DIRECTIVE: Reproduce the whole listing, character for character.

[A block of data]
######
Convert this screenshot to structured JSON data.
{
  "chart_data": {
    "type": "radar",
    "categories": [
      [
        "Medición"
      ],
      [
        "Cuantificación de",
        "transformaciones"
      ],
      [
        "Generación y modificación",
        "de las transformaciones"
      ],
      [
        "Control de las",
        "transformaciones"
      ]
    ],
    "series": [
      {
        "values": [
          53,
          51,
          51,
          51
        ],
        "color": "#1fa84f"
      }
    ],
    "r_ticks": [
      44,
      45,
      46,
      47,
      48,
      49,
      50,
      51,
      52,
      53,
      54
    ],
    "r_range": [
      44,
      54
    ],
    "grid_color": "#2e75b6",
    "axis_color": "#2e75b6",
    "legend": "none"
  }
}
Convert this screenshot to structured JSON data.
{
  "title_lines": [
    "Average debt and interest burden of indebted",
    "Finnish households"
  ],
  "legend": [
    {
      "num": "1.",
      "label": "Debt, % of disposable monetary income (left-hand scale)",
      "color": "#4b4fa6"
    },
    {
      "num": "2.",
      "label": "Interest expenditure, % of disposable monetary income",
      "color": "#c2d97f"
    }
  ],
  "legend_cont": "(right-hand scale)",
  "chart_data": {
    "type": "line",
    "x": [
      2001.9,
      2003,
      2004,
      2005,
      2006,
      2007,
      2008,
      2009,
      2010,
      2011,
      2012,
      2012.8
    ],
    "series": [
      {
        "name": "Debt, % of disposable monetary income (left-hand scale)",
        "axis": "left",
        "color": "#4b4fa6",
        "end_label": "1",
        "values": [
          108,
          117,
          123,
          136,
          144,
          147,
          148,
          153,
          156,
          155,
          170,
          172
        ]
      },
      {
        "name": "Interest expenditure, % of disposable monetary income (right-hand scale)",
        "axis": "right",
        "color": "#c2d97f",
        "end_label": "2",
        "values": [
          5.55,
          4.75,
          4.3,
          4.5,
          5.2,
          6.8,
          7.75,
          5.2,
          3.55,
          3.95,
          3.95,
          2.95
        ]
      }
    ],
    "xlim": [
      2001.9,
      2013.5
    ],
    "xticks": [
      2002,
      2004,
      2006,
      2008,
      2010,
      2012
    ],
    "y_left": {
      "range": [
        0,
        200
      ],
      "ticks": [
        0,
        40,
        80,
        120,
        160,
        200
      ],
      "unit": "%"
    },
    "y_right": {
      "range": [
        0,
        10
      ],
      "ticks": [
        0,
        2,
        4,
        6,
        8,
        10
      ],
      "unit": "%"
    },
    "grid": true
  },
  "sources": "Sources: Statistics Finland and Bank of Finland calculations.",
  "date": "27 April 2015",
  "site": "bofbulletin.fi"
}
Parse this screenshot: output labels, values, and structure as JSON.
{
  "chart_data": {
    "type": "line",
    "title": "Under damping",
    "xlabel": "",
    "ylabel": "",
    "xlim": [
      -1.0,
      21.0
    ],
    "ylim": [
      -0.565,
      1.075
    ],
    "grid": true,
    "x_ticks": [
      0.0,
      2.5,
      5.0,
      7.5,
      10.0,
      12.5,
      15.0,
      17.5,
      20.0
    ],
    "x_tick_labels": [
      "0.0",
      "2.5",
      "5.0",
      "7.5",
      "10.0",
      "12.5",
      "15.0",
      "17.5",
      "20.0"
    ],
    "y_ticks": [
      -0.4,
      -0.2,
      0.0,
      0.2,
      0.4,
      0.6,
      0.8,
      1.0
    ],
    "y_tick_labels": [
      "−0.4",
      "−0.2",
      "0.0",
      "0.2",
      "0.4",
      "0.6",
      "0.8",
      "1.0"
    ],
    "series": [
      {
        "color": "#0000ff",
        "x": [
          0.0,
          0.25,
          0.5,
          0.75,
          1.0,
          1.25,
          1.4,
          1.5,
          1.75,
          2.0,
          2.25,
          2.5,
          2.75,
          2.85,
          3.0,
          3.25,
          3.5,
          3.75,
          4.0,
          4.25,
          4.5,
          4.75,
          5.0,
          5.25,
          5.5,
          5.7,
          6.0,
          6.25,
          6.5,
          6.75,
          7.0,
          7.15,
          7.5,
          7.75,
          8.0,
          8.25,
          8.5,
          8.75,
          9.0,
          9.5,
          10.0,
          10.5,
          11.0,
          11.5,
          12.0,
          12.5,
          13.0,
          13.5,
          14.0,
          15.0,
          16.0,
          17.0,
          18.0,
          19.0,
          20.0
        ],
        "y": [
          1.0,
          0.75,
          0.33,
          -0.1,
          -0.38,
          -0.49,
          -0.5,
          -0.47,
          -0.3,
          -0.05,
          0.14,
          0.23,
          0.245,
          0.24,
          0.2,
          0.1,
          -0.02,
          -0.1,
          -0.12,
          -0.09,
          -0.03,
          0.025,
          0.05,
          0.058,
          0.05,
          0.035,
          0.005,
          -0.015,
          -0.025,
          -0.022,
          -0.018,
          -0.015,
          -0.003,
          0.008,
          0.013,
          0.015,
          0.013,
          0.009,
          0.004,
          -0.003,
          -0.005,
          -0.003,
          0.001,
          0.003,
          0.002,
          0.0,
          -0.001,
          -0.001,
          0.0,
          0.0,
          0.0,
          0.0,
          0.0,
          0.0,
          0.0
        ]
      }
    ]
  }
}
######
REPLY TO THE TASK:
Convert this screenshot to structured JSON data.
{
  "chart_data": {
    "type": "radar",
    "categories": [
      [
        "Medición"
      ],
      [
        "Cuantificación de",
        "transformaciones"
      ],
      [
        "Generación y modificación",
        "de las transformaciones"
      ],
      [
        "Control de las",
        "transformaciones"
      ]
    ],
    "series": [
      {
        "values": [
          53,
          51,
          51,
          51
        ],
        "color": "#1fa84f"
      }
    ],
    "r_ticks": [
      44,
      45,
      46,
      47,
      48,
      49,
      50,
      51,
      52,
      53,
      54
    ],
    "r_range": [
      44,
      54
    ],
    "grid_color": "#2e75b6",
    "axis_color": "#2e75b6",
    "legend": "none"
  }
}
Convert this screenshot to structured JSON data.
{
  "title_lines": [
    "Average debt and interest burden of indebted",
    "Finnish households"
  ],
  "legend": [
    {
      "num": "1.",
      "label": "Debt, % of disposable monetary income (left-hand scale)",
      "color": "#4b4fa6"
    },
    {
      "num": "2.",
      "label": "Interest expenditure, % of disposable monetary income",
      "color": "#c2d97f"
    }
  ],
  "legend_cont": "(right-hand scale)",
  "chart_data": {
    "type": "line",
    "x": [
      2001.9,
      2003,
      2004,
      2005,
      2006,
      2007,
      2008,
      2009,
      2010,
      2011,
      2012,
      2012.8
    ],
    "series": [
      {
        "name": "Debt, % of disposable monetary income (left-hand scale)",
        "axis": "left",
        "color": "#4b4fa6",
        "end_label": "1",
        "values": [
          108,
          117,
          123,
          136,
          144,
          147,
          148,
          153,
          156,
          155,
          170,
          172
        ]
      },
      {
        "name": "Interest expenditure, % of disposable monetary income (right-hand scale)",
        "axis": "right",
        "color": "#c2d97f",
        "end_label": "2",
        "values": [
          5.55,
          4.75,
          4.3,
          4.5,
          5.2,
          6.8,
          7.75,
          5.2,
          3.55,
          3.95,
          3.95,
          2.95
        ]
      }
    ],
    "xlim": [
      2001.9,
      2013.5
    ],
    "xticks": [
      2002,
      2004,
      2006,
      2008,
      2010,
      2012
    ],
    "y_left": {
      "range": [
        0,
        200
      ],
      "ticks": [
        0,
        40,
        80,
        120,
        160,
        200
      ],
      "unit": "%"
    },
    "y_right": {
      "range": [
        0,
        10
      ],
      "ticks": [
        0,
        2,
        4,
        6,
        8,
        10
      ],
      "unit": "%"
    },
    "grid": true
  },
  "sources": "Sources: Statistics Finland and Bank of Finland calculations.",
  "date": "27 April 2015",
  "site": "bofbulletin.fi"
}
Parse this screenshot: output labels, values, and structure as JSON.
{
  "chart_data": {
    "type": "line",
    "title": "Under damping",
    "xlabel": "",
    "ylabel": "",
    "xlim": [
      -1.0,
      21.0
    ],
    "ylim": [
      -0.565,
      1.075
    ],
    "grid": true,
    "x_ticks": [
      0.0,
      2.5,
      5.0,
      7.5,
      10.0,
      12.5,
      15.0,
      17.5,
      20.0
    ],
    "x_tick_labels": [
      "0.0",
      "2.5",
      "5.0",
      "7.5",
      "10.0",
      "12.5",
      "15.0",
      "17.5",
      "20.0"
    ],
    "y_ticks": [
      -0.4,
      -0.2,
      0.0,
      0.2,
      0.4,
      0.6,
      0.8,
      1.0
    ],
    "y_tick_labels": [
      "−0.4",
      "−0.2",
      "0.0",
      "0.2",
      "0.4",
      "0.6",
      "0.8",
      "1.0"
    ],
    "series": [
      {
        "color": "#0000ff",
        "x": [
          0.0,
          0.25,
          0.5,
          0.75,
          1.0,
          1.25,
          1.4,
          1.5,
          1.75,
          2.0,
          2.25,
          2.5,
          2.75,
          2.85,
          3.0,
          3.25,
          3.5,
          3.75,
          4.0,
          4.25,
          4.5,
          4.75,
          5.0,
          5.25,
          5.5,
          5.7,
          6.0,
          6.25,
          6.5,
          6.75,
          7.0,
          7.15,
          7.5,
          7.75,
          8.0,
          8.25,
          8.5,
          8.75,
          9.0,
          9.5,
          10.0,
          10.5,
          11.0,
          11.5,
          12.0,
          12.5,
          13.0,
          13.5,
          14.0,
          15.0,
          16.0,
          17.0,
          18.0,
          19.0,
          20.0
        ],
        "y": [
          1.0,
          0.75,
          0.33,
          -0.1,
          -0.38,
          -0.49,
          -0.5,
          -0.47,
          -0.3,
          -0.05,
          0.14,
          0.23,
          0.245,
          0.24,
          0.2,
          0.1,
          -0.02,
          -0.1,
          -0.12,
          -0.09,
          -0.03,
          0.025,
          0.05,
          0.058,
          0.05,
          0.035,
          0.005,
          -0.015,
          -0.025,
          -0.022,
          -0.018,
          -0.015,
          -0.003,
          0.008,
          0.013,
          0.015,
          0.013,
          0.009,
          0.004,
          -0.003,
          -0.005,
          -0.003,
          0.001,
          0.003,
          0.002,
          0.0,
          -0.001,
          -0.001,
          0.0,
          0.0,
          0.0,
          0.0,
          0.0,
          0.0,
          0.0
        ]
      }
    ]
  }
}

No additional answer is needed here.